▶ [What to produce]
Scan the data beneath this task and copy each line that includes "text".

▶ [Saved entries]
- - -
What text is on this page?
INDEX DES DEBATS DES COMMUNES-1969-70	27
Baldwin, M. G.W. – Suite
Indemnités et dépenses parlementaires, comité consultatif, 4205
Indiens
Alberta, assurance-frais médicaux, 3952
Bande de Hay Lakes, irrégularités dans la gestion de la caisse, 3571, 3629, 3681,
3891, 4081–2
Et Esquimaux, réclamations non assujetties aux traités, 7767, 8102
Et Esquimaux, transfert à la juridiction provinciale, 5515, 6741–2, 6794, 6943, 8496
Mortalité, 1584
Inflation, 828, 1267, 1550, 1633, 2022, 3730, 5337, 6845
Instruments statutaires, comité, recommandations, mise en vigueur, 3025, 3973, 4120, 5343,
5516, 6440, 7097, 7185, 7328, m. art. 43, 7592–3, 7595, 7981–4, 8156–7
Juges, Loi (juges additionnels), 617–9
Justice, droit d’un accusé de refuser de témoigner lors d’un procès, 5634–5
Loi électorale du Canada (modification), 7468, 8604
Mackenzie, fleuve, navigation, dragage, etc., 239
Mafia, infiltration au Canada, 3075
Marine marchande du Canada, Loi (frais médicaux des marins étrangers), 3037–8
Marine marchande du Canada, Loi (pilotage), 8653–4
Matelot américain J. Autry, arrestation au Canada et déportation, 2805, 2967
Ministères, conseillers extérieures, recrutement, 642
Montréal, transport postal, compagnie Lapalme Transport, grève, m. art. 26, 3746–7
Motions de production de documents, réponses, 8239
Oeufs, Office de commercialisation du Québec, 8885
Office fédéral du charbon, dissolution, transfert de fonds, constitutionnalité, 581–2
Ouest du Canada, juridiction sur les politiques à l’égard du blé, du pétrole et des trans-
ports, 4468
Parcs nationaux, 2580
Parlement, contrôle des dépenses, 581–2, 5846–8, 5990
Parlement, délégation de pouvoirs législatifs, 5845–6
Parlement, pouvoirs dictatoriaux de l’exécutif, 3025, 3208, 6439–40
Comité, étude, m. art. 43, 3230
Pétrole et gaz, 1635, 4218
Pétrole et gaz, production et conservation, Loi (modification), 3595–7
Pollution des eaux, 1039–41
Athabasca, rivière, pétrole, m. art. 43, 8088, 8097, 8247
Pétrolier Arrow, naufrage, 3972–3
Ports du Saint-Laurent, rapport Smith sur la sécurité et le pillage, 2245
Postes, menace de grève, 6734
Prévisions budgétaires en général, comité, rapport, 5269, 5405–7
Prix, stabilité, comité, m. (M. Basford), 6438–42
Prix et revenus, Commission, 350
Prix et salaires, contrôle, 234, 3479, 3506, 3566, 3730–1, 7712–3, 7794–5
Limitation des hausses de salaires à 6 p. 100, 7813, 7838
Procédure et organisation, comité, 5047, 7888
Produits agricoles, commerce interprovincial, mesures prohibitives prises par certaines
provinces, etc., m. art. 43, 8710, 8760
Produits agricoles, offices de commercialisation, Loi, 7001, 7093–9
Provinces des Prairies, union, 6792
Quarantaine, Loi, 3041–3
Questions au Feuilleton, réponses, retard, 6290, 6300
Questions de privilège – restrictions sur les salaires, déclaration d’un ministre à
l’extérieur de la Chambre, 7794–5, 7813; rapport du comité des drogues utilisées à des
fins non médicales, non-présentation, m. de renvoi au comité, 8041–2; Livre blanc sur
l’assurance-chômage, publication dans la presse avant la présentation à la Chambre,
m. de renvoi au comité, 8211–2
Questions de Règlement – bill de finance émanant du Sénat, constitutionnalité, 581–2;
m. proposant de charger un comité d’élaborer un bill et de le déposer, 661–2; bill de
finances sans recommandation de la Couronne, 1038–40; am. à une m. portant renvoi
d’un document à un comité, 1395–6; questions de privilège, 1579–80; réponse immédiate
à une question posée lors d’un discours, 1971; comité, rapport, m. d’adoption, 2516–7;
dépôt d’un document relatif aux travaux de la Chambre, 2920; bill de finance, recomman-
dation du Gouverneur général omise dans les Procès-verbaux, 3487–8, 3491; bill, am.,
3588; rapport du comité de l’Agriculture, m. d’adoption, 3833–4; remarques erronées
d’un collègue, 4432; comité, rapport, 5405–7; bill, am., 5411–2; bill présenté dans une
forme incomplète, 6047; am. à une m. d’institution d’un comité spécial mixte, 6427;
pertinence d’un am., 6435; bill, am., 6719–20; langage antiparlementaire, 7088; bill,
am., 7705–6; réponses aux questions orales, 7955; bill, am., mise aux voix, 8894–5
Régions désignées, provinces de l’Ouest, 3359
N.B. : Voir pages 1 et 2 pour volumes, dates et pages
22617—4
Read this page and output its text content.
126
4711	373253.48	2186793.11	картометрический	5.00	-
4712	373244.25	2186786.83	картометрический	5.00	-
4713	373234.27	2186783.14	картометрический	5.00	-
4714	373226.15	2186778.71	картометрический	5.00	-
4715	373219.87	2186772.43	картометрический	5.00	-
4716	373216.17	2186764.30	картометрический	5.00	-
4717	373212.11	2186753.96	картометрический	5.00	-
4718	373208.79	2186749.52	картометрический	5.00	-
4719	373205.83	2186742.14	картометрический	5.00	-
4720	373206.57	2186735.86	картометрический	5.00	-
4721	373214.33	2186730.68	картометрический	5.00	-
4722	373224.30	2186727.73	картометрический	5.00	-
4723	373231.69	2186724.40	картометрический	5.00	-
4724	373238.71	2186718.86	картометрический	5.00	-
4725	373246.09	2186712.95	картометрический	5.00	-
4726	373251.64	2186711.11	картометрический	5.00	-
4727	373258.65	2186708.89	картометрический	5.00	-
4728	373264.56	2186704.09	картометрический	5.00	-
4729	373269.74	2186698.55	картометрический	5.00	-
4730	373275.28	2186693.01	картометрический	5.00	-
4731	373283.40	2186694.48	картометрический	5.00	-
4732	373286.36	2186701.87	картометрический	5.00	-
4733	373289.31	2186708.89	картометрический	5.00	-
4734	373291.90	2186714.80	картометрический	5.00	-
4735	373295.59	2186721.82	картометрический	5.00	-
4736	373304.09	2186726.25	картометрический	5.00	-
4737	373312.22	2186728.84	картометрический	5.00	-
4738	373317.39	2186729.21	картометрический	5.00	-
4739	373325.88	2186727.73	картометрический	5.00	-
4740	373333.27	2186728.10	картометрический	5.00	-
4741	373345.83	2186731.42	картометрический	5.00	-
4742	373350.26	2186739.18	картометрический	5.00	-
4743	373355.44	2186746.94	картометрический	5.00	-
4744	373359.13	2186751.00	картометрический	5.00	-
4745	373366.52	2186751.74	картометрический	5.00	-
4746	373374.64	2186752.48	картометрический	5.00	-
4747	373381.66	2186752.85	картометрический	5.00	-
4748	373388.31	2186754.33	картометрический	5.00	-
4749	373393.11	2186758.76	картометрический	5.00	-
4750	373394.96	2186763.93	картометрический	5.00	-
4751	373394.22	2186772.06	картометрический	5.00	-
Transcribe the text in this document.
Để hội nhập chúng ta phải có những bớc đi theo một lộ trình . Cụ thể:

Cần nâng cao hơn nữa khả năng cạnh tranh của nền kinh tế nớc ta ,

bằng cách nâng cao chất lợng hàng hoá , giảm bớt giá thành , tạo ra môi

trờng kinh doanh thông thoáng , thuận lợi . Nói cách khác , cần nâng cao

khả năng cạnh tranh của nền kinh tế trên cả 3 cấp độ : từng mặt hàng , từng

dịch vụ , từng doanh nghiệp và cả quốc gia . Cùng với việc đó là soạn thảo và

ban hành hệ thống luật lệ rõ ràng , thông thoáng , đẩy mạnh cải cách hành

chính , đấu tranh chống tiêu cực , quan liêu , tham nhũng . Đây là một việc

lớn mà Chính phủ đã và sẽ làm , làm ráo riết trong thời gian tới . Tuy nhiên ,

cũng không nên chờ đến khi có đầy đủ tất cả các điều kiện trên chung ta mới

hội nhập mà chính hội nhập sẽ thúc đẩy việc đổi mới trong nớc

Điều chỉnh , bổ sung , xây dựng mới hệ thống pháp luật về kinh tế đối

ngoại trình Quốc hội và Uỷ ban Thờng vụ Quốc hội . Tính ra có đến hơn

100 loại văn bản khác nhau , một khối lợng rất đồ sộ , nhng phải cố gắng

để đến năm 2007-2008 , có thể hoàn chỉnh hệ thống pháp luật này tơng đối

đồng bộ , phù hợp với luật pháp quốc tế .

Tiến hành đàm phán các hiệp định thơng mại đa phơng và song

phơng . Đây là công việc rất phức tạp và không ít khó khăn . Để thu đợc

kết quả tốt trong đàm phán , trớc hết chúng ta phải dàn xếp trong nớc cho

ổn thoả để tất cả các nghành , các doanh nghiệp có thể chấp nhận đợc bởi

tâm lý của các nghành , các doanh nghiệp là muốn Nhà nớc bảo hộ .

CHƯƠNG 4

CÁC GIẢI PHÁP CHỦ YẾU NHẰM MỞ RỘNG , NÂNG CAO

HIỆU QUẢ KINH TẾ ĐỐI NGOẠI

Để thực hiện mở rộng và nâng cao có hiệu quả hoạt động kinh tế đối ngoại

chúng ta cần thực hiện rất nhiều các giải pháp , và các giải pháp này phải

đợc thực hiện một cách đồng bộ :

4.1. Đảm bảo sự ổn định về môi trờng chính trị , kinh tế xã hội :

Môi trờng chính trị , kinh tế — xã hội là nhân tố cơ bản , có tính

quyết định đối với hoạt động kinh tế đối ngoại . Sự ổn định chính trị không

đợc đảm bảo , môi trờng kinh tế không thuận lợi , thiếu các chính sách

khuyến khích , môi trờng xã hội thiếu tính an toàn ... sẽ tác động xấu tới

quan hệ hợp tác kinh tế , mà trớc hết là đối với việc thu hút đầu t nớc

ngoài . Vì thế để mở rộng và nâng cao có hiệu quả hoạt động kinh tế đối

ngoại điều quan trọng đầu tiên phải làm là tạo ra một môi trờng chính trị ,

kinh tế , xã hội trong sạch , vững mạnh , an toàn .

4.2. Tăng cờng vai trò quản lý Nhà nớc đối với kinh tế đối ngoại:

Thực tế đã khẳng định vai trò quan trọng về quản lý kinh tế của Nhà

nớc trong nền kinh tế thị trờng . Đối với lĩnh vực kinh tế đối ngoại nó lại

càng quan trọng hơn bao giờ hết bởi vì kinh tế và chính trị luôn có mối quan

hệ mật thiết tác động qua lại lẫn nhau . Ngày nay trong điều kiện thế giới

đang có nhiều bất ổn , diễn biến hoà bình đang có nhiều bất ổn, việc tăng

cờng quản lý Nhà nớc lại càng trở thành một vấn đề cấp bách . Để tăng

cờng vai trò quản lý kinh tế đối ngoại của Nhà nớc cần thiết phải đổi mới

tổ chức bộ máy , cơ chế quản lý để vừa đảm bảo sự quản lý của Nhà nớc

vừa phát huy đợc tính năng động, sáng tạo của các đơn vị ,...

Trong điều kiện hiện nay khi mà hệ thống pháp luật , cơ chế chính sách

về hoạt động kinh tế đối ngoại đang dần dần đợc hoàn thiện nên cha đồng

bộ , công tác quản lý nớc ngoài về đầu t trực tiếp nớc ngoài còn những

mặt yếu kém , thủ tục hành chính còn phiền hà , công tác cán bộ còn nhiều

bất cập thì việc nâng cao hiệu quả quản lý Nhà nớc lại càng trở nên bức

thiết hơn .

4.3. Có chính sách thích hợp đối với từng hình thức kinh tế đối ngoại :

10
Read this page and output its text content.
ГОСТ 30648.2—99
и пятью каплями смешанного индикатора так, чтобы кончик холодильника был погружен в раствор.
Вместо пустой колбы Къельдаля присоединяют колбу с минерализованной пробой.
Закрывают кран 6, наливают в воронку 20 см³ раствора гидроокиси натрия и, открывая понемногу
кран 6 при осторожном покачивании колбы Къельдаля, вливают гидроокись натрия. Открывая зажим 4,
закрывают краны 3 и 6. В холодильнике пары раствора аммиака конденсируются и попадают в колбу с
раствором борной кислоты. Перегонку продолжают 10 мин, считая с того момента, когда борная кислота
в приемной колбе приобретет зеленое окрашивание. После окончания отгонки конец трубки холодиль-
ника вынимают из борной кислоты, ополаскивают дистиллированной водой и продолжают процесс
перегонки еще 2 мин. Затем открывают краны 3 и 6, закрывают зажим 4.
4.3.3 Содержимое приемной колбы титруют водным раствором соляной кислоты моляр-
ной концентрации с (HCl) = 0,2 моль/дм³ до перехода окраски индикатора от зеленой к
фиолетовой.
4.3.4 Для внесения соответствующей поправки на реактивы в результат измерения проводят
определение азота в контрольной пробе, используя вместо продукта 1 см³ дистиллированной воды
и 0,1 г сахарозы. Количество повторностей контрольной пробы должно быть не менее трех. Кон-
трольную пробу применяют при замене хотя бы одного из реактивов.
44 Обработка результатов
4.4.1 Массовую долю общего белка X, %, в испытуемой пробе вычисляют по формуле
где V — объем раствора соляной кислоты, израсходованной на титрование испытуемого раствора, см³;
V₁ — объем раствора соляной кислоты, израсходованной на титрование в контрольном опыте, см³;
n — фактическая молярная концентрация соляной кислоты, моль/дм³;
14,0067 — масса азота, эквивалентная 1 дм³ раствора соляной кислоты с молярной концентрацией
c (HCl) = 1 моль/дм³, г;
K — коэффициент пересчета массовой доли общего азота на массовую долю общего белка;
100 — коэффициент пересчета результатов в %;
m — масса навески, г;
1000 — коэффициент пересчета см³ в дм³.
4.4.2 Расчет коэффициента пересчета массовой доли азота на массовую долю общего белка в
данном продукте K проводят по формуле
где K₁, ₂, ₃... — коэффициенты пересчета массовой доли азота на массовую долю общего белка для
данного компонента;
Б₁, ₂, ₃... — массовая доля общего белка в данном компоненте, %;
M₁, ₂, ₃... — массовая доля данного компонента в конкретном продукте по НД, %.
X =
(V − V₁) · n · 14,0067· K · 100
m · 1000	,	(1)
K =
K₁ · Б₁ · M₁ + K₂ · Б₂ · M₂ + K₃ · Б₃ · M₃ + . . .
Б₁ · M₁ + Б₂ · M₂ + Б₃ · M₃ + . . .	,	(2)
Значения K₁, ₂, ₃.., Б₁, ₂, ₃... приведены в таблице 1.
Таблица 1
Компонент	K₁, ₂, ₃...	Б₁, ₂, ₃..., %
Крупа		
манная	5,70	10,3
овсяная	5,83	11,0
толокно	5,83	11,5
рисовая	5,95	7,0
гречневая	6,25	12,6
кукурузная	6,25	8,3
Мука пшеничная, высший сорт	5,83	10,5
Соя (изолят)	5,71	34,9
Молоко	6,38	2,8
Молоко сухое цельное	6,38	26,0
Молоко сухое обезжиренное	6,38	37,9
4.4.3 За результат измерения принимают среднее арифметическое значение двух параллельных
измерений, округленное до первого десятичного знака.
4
- - -
▶ [Result below]
What text is on this page?
Read this page and output its text content.
Transcribe the text in this document.
Read this page and output its text content.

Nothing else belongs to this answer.